WHAT TO WORK ON
In the passage below on poverty, condense the paragraph beginning "As a Baby Boomer, born in 1956" into a bulleted list that keeps its main facts.

England passed another odious law in 1697, requiring “paupers” to wear a blue or red “P” on their clothing. Most estimates claim that by the eighteenth century, half of England was living barely at the sustenance level. A century later, much dreaded workhouses were developed, where the unfortunate poor labored long hours in order to be modestly fed and housed. As London described it in his book, while the vaunted British Empire never saw the sun set upon it, an alarming number of her citizens were struggling in absolute squalor.

As a Baby Boomer, born in 1956, I took for granted the standard of living I enjoyed, in my lower middle-class family. Our neighborhood was quiet and safe, and my mother was always there to meet me when I arrived home from school. My father never made much money, but there was a sense of security there, and an idea that my future prospects were in my own hands. There were plentiful jobs during the 1970s and 1980s, and opportunities for promotion. Not to mention yearly raises at almost any position, and peak level benefits across the board.

Flash forward to 2016. The true unemployment rate is unknown, because the government releases phony numbers that count only those who are currently collecting unemployment benefits. But it certainly is the highest it’s been in my lifetime, and the kinds of jobs that are available tend to pay minimum wage or barely above that, with zero chances of advancement and no yearly raises. And benefits that were once enjoyed by nearly all full-time workers are becoming a thing of the past, what is increasingly referred to everywhere as “the new normal.”

The Right has unleashed their Ayn Rand-driven hostility towards the poor onto much of our society at large. The poor really, really aren’t “cool.” Much as the mentally retarded and other disabled persons used to be locked away, to be seen only by their caregivers, the poor are seen as an embarrassing nuisance that won’t go away. If some “conspiracy theorists” are right, there has already begun a class cleansing in some big cities, with the poor being scooped up and transferred to those diabolical FEMA camps.

One of the most hard-edged admonitions from the Bible, the “he who doesn’t work shall not eat” one, is becoming quite popular with the “conservatives” who still manage to unashamedly dress up and appear at church each Sunday. These folks would also like to eliminate the minimum wage, which is already a pittance no one can live on. And they’ve converted the wealthy into “job creators” in the public mind. They  blanch like vampires in the sunlight at any references to my favorite Biblical verse, where Jesus talked about it being easier for a camel to go through the eye of a needle than for a rich man to enter the kingdom of heaven.

(Bounding box annotations)
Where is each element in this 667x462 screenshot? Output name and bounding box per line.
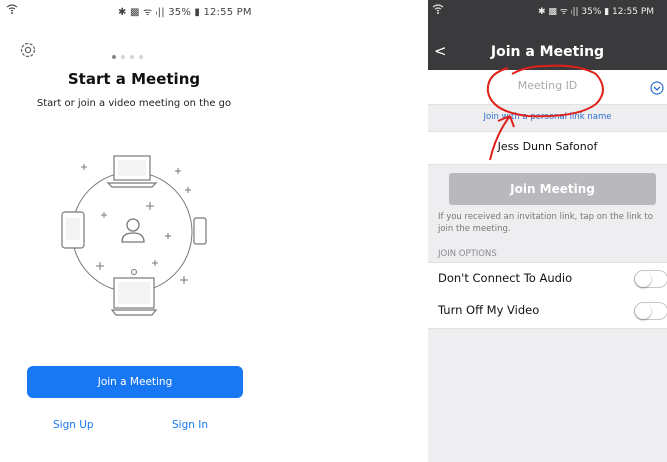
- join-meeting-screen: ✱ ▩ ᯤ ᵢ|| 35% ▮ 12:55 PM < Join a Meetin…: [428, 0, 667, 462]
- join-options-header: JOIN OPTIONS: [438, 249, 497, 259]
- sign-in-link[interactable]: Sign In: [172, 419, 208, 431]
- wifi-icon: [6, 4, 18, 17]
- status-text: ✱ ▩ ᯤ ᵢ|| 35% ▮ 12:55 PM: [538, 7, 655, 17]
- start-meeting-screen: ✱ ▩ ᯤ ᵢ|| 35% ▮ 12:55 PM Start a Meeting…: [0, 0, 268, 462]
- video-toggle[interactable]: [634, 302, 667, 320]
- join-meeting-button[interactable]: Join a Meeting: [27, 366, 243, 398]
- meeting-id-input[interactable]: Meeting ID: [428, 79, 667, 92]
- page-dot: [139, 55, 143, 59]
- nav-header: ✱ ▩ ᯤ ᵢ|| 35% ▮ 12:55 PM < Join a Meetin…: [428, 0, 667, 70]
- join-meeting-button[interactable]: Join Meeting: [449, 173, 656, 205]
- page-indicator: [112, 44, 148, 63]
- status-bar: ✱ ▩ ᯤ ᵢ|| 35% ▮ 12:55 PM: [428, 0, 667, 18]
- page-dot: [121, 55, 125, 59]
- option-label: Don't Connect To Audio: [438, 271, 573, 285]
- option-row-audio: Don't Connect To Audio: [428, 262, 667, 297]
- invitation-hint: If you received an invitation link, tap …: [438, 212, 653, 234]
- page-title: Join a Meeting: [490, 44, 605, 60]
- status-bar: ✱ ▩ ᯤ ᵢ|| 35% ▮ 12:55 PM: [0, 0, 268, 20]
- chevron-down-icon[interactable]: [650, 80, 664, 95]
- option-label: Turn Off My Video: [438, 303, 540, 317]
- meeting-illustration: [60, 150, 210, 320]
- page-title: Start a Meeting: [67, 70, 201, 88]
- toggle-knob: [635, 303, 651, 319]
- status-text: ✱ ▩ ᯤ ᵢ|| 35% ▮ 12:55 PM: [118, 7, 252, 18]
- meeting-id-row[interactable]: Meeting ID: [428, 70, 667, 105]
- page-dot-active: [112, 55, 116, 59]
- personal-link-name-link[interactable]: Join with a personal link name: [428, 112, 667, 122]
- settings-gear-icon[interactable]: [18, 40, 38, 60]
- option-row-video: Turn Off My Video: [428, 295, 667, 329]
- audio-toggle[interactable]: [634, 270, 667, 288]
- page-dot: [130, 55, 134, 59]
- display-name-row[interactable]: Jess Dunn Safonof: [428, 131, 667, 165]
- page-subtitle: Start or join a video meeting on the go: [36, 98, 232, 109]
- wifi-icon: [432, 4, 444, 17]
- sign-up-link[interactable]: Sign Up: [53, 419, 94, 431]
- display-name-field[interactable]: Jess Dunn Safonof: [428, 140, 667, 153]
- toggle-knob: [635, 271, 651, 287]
--
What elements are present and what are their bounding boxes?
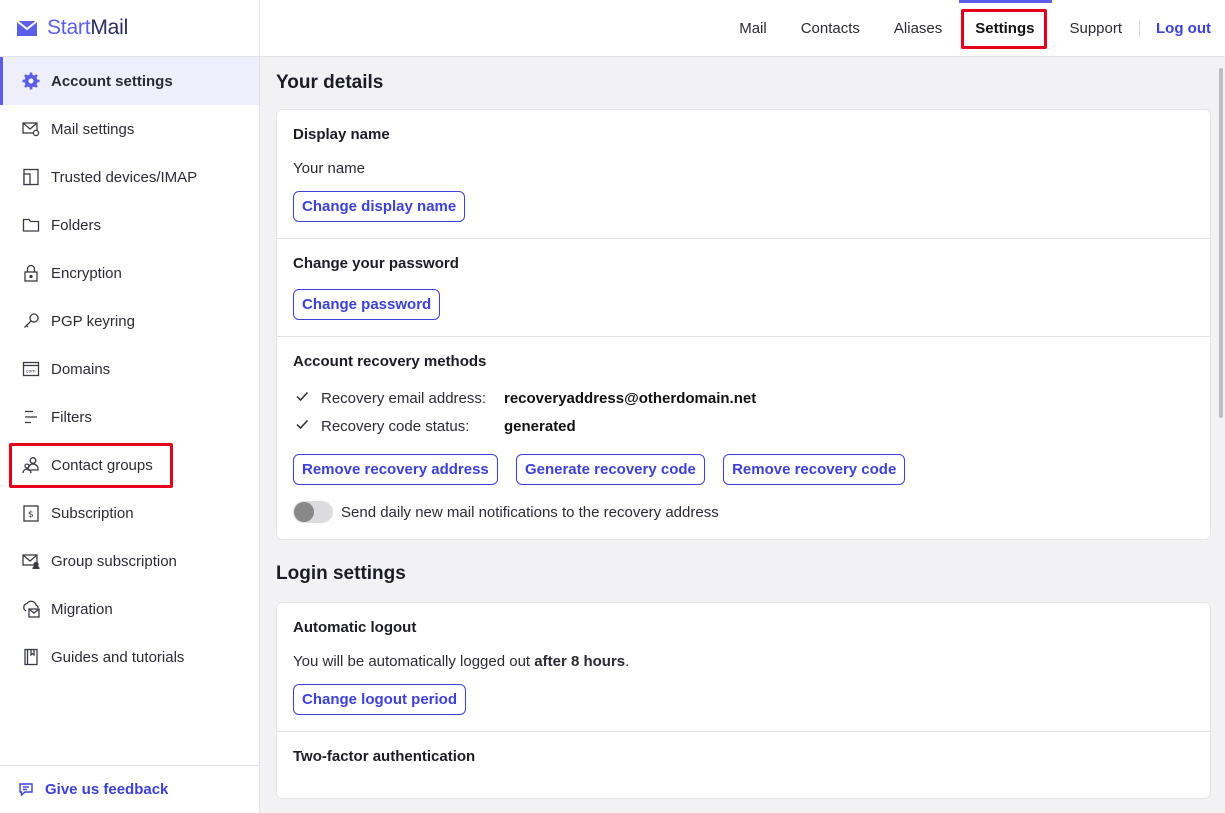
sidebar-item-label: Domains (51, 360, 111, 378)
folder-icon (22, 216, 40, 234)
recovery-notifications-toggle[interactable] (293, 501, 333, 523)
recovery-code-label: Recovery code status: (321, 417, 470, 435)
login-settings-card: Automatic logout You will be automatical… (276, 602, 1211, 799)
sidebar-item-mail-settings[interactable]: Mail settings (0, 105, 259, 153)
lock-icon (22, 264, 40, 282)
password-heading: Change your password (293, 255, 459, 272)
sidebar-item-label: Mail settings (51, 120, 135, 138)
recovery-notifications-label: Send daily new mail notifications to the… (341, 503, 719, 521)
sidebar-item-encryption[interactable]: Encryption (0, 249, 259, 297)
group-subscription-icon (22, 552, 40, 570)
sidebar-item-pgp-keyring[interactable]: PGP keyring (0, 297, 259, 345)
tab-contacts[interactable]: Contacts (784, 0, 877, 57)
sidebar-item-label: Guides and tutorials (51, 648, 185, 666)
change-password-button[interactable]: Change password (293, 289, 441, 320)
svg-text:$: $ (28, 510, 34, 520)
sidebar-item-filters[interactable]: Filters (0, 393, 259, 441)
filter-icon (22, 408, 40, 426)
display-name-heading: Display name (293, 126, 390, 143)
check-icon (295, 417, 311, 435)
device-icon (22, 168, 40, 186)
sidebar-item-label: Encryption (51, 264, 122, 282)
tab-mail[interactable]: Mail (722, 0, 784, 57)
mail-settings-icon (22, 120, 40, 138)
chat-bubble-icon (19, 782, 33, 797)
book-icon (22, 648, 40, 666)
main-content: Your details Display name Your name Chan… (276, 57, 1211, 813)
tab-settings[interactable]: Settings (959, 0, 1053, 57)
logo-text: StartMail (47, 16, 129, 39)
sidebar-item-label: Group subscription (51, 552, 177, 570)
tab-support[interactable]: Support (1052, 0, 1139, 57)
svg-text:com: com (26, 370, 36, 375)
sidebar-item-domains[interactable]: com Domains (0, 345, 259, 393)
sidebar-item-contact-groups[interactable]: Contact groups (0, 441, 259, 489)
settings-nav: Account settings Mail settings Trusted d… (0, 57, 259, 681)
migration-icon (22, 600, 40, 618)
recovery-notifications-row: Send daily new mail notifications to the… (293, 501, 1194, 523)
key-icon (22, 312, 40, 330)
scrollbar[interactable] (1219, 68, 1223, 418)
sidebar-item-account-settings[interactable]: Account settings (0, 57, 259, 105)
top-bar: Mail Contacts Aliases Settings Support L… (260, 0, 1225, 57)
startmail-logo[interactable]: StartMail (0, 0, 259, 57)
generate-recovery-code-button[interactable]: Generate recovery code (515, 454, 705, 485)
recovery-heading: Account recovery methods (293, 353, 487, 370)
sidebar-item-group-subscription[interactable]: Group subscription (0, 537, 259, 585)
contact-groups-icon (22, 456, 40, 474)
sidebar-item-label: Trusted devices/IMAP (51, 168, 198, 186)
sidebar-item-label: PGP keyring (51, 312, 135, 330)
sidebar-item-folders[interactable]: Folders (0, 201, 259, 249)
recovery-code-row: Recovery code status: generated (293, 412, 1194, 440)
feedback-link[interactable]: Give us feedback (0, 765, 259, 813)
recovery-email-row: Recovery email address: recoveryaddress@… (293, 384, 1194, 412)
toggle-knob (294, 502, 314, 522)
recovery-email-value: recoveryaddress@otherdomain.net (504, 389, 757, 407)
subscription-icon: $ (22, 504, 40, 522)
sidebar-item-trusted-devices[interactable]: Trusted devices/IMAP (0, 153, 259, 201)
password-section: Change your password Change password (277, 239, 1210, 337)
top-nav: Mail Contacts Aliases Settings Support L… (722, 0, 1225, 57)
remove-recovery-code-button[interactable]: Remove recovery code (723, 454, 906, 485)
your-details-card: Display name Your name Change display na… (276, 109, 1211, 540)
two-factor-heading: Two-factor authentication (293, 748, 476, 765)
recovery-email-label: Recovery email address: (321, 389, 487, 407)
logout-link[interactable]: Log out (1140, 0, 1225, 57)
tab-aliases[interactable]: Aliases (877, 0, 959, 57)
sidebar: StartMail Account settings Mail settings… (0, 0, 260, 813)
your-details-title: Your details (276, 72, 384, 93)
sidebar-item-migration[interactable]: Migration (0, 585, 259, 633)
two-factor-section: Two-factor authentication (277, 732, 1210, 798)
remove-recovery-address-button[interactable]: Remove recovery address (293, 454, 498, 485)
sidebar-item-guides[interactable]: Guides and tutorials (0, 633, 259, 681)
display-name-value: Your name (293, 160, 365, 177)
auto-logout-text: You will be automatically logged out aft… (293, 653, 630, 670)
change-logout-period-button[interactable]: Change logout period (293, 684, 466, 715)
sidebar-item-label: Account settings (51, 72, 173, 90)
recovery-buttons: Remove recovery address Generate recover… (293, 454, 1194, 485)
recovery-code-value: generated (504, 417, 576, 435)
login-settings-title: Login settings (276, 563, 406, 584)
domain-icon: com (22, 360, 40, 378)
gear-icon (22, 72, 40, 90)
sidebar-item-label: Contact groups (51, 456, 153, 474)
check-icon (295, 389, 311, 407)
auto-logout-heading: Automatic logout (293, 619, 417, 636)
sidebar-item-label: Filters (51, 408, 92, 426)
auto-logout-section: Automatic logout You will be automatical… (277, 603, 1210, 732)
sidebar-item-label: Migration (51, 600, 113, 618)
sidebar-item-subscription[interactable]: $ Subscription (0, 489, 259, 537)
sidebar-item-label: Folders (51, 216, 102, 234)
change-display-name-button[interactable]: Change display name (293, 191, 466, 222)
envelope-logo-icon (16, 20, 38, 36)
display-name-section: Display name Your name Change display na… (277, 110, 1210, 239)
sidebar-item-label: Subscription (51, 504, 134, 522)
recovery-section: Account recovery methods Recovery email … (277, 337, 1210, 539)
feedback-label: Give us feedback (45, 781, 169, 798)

RESULT BELOW
- The writer, a Baby Boomer born in 1956, took for granted the standard of living of a lower middle-class family.
- The neighborhood was quiet and safe, and the writer's mother was always home after school.
- The father never made much money, but there was a sense of security and a belief that future prospects were in the writer's own hands.
- Jobs were plentiful in the 1970s and 1980s, with opportunities for promotion, yearly raises at almost any position, and peak-level benefits across the board.